» Stated exercise
Could you return, word for word, the lines from the very first one through the line containing "table-cell: 107 — [149, 535, 174, 551]", with both of those lines included?
- - -
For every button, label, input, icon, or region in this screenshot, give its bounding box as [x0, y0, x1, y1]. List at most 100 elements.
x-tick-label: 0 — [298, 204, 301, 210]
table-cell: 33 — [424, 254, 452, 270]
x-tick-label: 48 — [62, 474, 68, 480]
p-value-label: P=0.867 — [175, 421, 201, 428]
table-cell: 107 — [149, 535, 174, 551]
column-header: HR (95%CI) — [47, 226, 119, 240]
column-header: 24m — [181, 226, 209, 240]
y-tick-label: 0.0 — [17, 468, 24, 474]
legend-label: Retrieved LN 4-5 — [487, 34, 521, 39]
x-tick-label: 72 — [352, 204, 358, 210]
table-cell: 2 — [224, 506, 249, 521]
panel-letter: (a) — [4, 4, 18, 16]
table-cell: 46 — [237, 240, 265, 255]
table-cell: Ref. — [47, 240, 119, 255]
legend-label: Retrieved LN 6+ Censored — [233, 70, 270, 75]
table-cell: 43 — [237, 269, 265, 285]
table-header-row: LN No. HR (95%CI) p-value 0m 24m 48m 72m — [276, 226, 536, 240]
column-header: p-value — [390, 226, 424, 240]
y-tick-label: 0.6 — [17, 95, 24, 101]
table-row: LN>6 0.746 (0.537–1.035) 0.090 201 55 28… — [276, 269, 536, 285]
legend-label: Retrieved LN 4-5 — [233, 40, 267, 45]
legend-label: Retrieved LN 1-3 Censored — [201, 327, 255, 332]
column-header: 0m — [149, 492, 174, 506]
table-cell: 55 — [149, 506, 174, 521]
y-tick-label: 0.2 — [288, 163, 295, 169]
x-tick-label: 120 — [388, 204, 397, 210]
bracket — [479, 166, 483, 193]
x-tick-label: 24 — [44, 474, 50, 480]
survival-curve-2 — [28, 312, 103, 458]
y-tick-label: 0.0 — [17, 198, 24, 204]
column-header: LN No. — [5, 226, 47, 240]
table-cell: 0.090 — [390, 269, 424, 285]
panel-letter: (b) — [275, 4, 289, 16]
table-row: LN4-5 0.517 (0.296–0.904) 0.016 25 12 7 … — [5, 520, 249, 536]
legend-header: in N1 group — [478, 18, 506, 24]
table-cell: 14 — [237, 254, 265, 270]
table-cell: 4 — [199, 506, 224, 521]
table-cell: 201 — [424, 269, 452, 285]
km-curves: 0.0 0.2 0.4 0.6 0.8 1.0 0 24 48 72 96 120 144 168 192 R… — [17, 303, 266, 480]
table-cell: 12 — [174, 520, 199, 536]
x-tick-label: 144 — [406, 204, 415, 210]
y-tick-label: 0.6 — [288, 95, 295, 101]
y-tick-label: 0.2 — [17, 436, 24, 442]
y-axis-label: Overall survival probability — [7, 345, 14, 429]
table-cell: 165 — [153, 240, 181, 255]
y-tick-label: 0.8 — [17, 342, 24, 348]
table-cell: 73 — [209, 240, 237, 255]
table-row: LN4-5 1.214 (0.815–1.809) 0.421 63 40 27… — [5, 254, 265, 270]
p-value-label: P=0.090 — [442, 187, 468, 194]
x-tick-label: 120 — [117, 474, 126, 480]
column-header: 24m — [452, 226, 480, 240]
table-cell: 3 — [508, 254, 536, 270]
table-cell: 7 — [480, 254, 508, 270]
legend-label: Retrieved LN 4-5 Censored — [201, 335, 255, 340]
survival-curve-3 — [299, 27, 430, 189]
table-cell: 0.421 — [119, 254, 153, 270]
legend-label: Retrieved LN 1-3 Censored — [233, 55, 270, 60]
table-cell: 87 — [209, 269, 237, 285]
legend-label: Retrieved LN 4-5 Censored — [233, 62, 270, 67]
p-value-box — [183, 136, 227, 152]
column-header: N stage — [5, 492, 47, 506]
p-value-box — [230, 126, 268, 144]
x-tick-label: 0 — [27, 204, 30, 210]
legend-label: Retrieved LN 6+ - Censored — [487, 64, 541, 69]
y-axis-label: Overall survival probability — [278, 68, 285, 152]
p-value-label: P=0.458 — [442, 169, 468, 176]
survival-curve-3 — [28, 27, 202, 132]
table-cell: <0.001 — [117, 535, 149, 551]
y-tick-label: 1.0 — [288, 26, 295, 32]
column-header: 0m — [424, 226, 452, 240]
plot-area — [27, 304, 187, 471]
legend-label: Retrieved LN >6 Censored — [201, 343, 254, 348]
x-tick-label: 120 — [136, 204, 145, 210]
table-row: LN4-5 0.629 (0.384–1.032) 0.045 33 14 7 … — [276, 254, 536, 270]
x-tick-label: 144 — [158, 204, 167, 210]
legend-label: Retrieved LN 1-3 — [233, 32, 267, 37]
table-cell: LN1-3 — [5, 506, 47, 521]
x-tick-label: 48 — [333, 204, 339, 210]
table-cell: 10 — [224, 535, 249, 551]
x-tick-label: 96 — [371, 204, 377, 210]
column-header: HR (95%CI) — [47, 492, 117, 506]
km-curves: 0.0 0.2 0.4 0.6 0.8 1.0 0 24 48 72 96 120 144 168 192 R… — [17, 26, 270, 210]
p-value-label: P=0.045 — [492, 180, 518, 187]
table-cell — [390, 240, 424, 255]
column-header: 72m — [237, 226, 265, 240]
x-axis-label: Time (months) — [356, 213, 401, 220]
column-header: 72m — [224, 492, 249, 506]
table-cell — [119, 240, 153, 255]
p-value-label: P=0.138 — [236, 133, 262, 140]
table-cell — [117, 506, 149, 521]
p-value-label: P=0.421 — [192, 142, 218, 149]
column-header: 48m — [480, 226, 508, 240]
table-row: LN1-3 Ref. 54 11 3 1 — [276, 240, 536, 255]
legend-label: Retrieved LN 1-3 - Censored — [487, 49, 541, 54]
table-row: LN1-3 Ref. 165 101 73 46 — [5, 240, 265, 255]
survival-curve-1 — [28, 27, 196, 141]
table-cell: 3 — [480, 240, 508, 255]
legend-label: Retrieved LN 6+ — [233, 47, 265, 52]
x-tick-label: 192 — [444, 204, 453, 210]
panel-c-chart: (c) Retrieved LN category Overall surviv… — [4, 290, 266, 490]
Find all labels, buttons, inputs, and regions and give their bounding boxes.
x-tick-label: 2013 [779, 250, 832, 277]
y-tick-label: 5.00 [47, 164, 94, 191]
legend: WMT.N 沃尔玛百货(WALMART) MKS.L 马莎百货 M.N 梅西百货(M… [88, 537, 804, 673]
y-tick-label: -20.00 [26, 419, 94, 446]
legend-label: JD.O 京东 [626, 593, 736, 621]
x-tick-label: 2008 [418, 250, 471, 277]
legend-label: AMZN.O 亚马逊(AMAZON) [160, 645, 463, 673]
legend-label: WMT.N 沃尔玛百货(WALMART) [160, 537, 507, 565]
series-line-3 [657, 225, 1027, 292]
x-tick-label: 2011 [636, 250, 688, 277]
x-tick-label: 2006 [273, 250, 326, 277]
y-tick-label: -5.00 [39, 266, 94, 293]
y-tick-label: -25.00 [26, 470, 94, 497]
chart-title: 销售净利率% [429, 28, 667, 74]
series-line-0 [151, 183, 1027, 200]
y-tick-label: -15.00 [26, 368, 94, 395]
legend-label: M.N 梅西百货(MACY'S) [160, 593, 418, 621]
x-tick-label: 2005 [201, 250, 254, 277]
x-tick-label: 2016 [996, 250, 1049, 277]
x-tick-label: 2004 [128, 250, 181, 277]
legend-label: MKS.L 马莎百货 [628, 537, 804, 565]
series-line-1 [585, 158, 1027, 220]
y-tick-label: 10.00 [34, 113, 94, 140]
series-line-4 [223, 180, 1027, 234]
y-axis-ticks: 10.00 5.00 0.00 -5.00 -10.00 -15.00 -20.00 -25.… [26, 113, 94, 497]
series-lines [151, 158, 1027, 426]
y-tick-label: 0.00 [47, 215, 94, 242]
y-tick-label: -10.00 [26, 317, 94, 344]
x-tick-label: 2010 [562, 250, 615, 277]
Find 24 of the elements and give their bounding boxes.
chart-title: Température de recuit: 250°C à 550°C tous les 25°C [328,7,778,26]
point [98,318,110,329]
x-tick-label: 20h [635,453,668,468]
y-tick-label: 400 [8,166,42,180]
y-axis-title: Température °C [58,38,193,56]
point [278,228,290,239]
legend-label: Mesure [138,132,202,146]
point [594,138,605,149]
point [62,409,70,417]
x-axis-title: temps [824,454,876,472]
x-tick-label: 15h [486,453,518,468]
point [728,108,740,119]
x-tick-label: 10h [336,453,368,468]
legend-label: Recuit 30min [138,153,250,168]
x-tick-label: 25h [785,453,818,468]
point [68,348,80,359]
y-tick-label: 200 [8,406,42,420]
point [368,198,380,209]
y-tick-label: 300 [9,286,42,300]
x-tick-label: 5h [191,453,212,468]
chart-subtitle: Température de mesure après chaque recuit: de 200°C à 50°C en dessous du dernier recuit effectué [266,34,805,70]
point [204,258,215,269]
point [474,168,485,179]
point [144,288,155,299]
- - -
» Solution for this problem
For every button, label, input, icon, or region in this screenshot, give its bounding box as [x0, y0, x1, y1]. List at most 100 elements.
x-tick-label: 0 — [298, 204, 301, 210]
table-cell: 33 — [424, 254, 452, 270]
x-tick-label: 48 — [62, 474, 68, 480]
p-value-label: P=0.867 — [175, 421, 201, 428]
table-cell: 107 — [149, 535, 174, 551]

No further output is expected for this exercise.